╭─ Material
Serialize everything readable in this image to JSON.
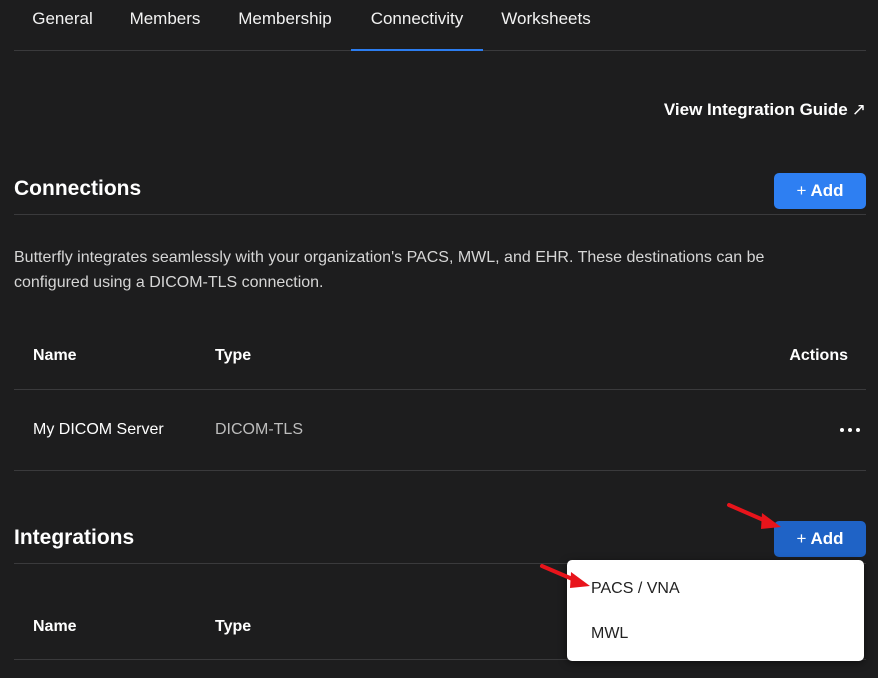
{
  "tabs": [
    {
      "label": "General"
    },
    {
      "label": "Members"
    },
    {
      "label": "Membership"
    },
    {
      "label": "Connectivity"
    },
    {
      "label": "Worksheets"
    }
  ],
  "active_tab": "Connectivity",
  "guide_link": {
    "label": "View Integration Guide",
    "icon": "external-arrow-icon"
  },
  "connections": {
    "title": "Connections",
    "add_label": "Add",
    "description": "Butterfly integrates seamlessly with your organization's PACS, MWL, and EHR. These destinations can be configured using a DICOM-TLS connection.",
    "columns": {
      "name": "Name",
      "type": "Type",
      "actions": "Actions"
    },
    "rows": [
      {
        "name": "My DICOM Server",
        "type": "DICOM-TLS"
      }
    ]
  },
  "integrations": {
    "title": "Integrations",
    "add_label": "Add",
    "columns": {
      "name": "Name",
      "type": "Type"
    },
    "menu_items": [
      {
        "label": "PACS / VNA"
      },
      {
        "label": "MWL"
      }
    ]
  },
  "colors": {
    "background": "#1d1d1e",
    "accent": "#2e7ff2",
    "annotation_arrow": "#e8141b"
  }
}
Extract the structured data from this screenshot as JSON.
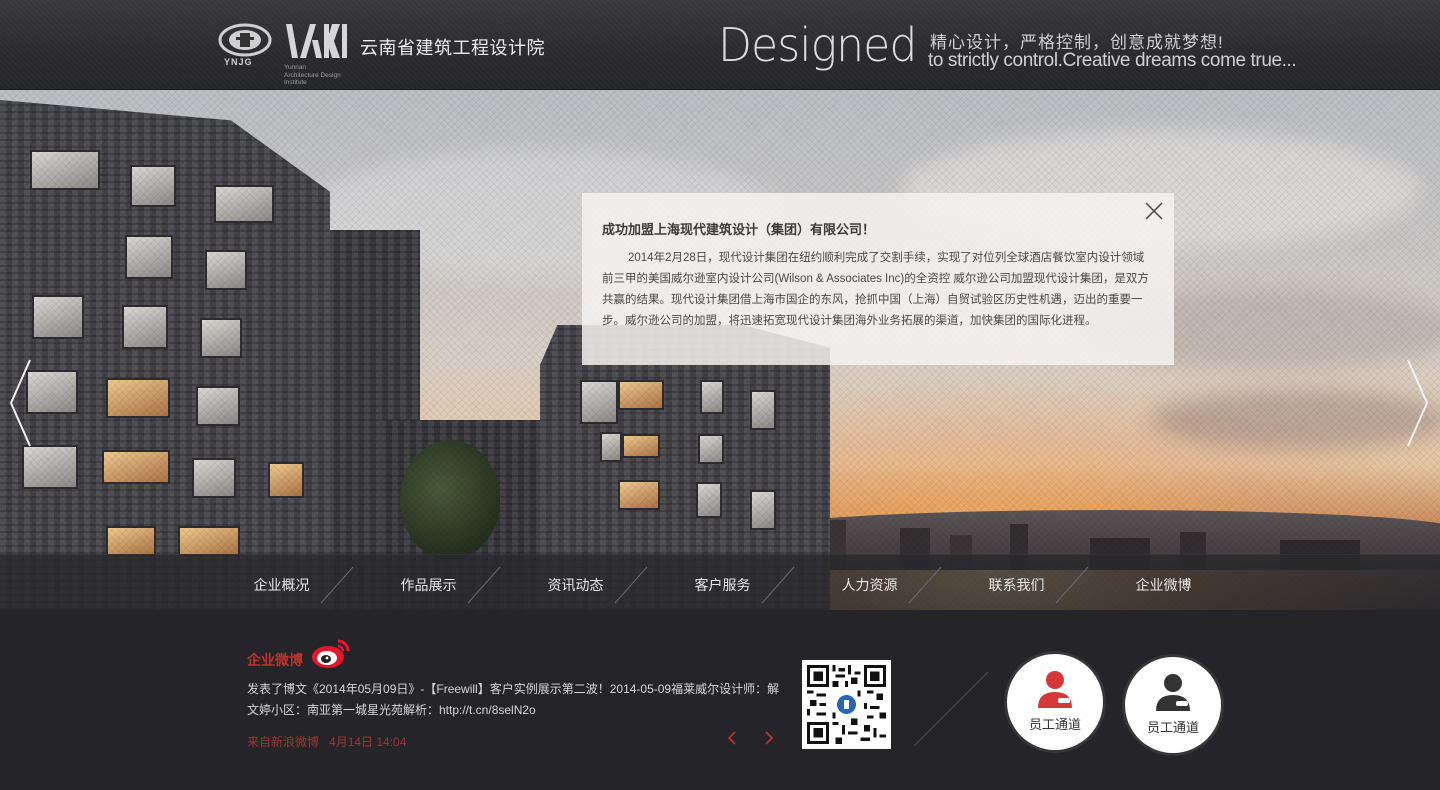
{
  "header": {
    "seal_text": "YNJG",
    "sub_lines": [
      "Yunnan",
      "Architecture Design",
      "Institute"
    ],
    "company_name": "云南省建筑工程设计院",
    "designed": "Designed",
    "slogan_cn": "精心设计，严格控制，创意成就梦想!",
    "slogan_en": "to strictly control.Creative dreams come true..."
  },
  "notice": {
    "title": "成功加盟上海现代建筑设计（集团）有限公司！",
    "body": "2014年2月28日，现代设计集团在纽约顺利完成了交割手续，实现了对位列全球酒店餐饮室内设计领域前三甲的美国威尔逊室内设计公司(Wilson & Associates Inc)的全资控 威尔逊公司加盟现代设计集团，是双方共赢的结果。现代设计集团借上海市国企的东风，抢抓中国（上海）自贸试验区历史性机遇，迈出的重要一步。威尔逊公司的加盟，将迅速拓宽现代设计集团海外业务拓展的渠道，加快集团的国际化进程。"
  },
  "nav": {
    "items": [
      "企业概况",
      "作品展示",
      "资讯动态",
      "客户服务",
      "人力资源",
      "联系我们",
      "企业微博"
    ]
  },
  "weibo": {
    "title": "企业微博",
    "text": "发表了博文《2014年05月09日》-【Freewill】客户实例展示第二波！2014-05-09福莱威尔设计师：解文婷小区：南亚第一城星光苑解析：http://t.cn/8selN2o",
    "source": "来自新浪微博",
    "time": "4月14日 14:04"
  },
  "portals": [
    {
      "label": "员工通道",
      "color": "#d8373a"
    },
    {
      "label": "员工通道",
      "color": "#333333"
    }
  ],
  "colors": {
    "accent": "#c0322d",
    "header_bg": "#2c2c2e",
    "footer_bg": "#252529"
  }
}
╰─
Repeat exactly the lines from the one holding "Extract the structured" through the last line of the entries, both included; the pictures do not belong in the copy.

Extract the structured data from this screenshot as JSON.
{
  "header": {
    "seal_text": "YNJG",
    "sub_lines": [
      "Yunnan",
      "Architecture Design",
      "Institute"
    ],
    "company_name": "云南省建筑工程设计院",
    "designed": "Designed",
    "slogan_cn": "精心设计，严格控制，创意成就梦想!",
    "slogan_en": "to strictly control.Creative dreams come true..."
  },
  "notice": {
    "title": "成功加盟上海现代建筑设计（集团）有限公司！",
    "body": "2014年2月28日，现代设计集团在纽约顺利完成了交割手续，实现了对位列全球酒店餐饮室内设计领域前三甲的美国威尔逊室内设计公司(Wilson & Associates Inc)的全资控 威尔逊公司加盟现代设计集团，是双方共赢的结果。现代设计集团借上海市国企的东风，抢抓中国（上海）自贸试验区历史性机遇，迈出的重要一步。威尔逊公司的加盟，将迅速拓宽现代设计集团海外业务拓展的渠道，加快集团的国际化进程。"
  },
  "nav": {
    "items": [
      "企业概况",
      "作品展示",
      "资讯动态",
      "客户服务",
      "人力资源",
      "联系我们",
      "企业微博"
    ]
  },
  "weibo": {
    "title": "企业微博",
    "text": "发表了博文《2014年05月09日》-【Freewill】客户实例展示第二波！2014-05-09福莱威尔设计师：解文婷小区：南亚第一城星光苑解析：http://t.cn/8selN2o",
    "source": "来自新浪微博",
    "time": "4月14日 14:04"
  },
  "portals": [
    {
      "label": "员工通道",
      "color": "#d8373a"
    },
    {
      "label": "员工通道",
      "color": "#333333"
    }
  ],
  "colors": {
    "accent": "#c0322d",
    "header_bg": "#2c2c2e",
    "footer_bg": "#252529"
  }
}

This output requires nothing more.